AIM OF THE EXERCISE: Copy the full set of lines exactly as given.

— Start —

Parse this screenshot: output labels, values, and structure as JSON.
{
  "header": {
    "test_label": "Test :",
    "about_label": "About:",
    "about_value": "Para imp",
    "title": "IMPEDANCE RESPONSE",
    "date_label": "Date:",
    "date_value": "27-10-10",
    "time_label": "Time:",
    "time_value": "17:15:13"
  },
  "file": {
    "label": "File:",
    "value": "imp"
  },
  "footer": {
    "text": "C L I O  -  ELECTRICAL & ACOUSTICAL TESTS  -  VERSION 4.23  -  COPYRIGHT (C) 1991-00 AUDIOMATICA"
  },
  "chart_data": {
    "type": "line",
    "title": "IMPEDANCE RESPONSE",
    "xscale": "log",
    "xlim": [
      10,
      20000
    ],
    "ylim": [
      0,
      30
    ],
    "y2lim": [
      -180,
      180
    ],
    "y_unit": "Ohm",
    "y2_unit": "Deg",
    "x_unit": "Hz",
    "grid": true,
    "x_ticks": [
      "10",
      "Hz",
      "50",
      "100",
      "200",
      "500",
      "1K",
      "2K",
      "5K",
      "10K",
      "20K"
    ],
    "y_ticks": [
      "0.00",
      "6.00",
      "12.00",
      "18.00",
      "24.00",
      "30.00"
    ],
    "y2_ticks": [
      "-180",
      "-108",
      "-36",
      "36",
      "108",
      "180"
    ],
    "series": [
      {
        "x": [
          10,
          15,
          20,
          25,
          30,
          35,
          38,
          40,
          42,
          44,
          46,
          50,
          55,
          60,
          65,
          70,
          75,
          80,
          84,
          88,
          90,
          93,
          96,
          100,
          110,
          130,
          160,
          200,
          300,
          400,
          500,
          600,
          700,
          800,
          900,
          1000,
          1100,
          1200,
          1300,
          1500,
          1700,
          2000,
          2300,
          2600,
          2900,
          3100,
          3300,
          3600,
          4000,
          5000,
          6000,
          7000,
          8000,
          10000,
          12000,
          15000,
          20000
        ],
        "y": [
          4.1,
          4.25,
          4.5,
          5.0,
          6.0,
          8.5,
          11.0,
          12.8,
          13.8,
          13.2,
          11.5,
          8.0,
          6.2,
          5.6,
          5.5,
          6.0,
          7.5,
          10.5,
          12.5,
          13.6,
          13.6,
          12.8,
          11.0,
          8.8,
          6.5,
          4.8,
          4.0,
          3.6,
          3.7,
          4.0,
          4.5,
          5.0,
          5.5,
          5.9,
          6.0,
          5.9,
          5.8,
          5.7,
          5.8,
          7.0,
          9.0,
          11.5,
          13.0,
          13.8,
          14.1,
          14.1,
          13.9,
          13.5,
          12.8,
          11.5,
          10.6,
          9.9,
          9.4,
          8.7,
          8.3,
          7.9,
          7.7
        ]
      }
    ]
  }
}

— End —

TASK SOLUTION:
Parse this screenshot: output labels, values, and structure as JSON.
{
  "header": {
    "test_label": "Test :",
    "about_label": "About:",
    "about_value": "Para imp",
    "title": "IMPEDANCE RESPONSE",
    "date_label": "Date:",
    "date_value": "27-10-10",
    "time_label": "Time:",
    "time_value": "17:15:13"
  },
  "file": {
    "label": "File:",
    "value": "imp"
  },
  "footer": {
    "text": "C L I O  -  ELECTRICAL & ACOUSTICAL TESTS  -  VERSION 4.23  -  COPYRIGHT (C) 1991-00 AUDIOMATICA"
  },
  "chart_data": {
    "type": "line",
    "title": "IMPEDANCE RESPONSE",
    "xscale": "log",
    "xlim": [
      10,
      20000
    ],
    "ylim": [
      0,
      30
    ],
    "y2lim": [
      -180,
      180
    ],
    "y_unit": "Ohm",
    "y2_unit": "Deg",
    "x_unit": "Hz",
    "grid": true,
    "x_ticks": [
      "10",
      "Hz",
      "50",
      "100",
      "200",
      "500",
      "1K",
      "2K",
      "5K",
      "10K",
      "20K"
    ],
    "y_ticks": [
      "0.00",
      "6.00",
      "12.00",
      "18.00",
      "24.00",
      "30.00"
    ],
    "y2_ticks": [
      "-180",
      "-108",
      "-36",
      "36",
      "108",
      "180"
    ],
    "series": [
      {
        "x": [
          10,
          15,
          20,
          25,
          30,
          35,
          38,
          40,
          42,
          44,
          46,
          50,
          55,
          60,
          65,
          70,
          75,
          80,
          84,
          88,
          90,
          93,
          96,
          100,
          110,
          130,
          160,
          200,
          300,
          400,
          500,
          600,
          700,
          800,
          900,
          1000,
          1100,
          1200,
          1300,
          1500,
          1700,
          2000,
          2300,
          2600,
          2900,
          3100,
          3300,
          3600,
          4000,
          5000,
          6000,
          7000,
          8000,
          10000,
          12000,
          15000,
          20000
        ],
        "y": [
          4.1,
          4.25,
          4.5,
          5.0,
          6.0,
          8.5,
          11.0,
          12.8,
          13.8,
          13.2,
          11.5,
          8.0,
          6.2,
          5.6,
          5.5,
          6.0,
          7.5,
          10.5,
          12.5,
          13.6,
          13.6,
          12.8,
          11.0,
          8.8,
          6.5,
          4.8,
          4.0,
          3.6,
          3.7,
          4.0,
          4.5,
          5.0,
          5.5,
          5.9,
          6.0,
          5.9,
          5.8,
          5.7,
          5.8,
          7.0,
          9.0,
          11.5,
          13.0,
          13.8,
          14.1,
          14.1,
          13.9,
          13.5,
          12.8,
          11.5,
          10.6,
          9.9,
          9.4,
          8.7,
          8.3,
          7.9,
          7.7
        ]
      }
    ]
  }
}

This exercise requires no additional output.